PROBLEM STATEMENT: Leave out the pictures and transcribe everything else exactly.

-- start of INPUT RECORDS --

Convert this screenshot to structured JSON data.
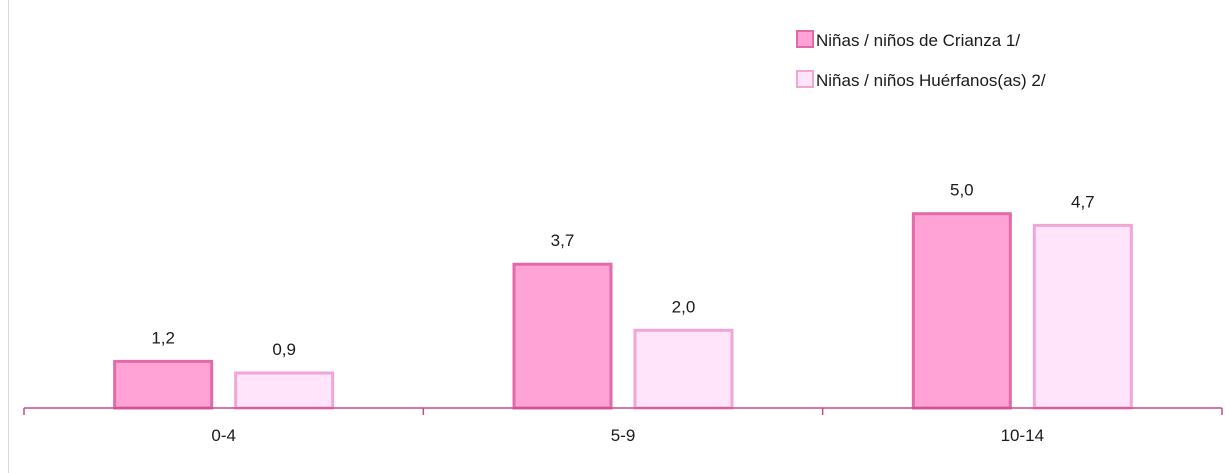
{
  "chart_data": {
    "type": "bar",
    "categories": [
      "0-4",
      "5-9",
      "10-14"
    ],
    "series": [
      {
        "name": "Niñas / niños de Crianza 1/",
        "values": [
          1.2,
          3.7,
          5.0
        ],
        "labels": [
          "1,2",
          "3,7",
          "5,0"
        ],
        "fill": "#ffa3d6",
        "stroke": "#e36aa6"
      },
      {
        "name": "Niñas / niños Huérfanos(as) 2/",
        "values": [
          0.9,
          2.0,
          4.7
        ],
        "labels": [
          "0,9",
          "2,0",
          "4,7"
        ],
        "fill": "#ffe4fa",
        "stroke": "#f2a6d6"
      }
    ],
    "title": "",
    "xlabel": "",
    "ylabel": "",
    "ylim": [
      0,
      10.5
    ],
    "grid": false,
    "legend_position": "top-right",
    "axis_color": "#c94a8a"
  }
}
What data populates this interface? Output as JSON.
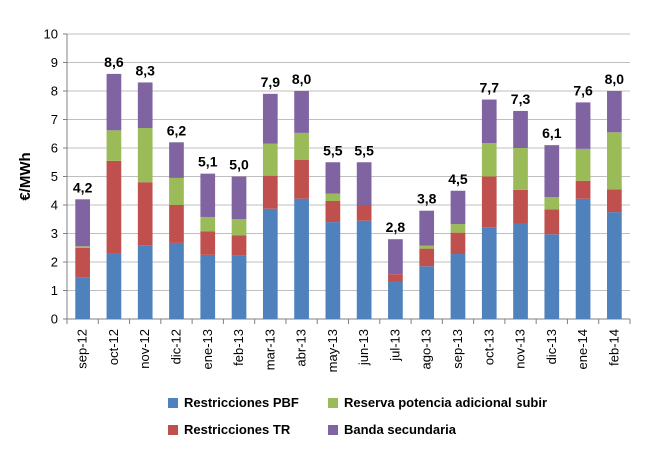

-- end of INPUT RECORDS --

COMPLETED TASK:
Convert this screenshot to structured JSON data.
{
  "chart_data": {
    "type": "bar",
    "categories": [
      "0-4",
      "5-9",
      "10-14"
    ],
    "series": [
      {
        "name": "Niñas / niños de Crianza 1/",
        "values": [
          1.2,
          3.7,
          5.0
        ],
        "labels": [
          "1,2",
          "3,7",
          "5,0"
        ],
        "fill": "#ffa3d6",
        "stroke": "#e36aa6"
      },
      {
        "name": "Niñas / niños Huérfanos(as) 2/",
        "values": [
          0.9,
          2.0,
          4.7
        ],
        "labels": [
          "0,9",
          "2,0",
          "4,7"
        ],
        "fill": "#ffe4fa",
        "stroke": "#f2a6d6"
      }
    ],
    "title": "",
    "xlabel": "",
    "ylabel": "",
    "ylim": [
      0,
      10.5
    ],
    "grid": false,
    "legend_position": "top-right",
    "axis_color": "#c94a8a"
  }
}
What data populates this interface? Output as JSON.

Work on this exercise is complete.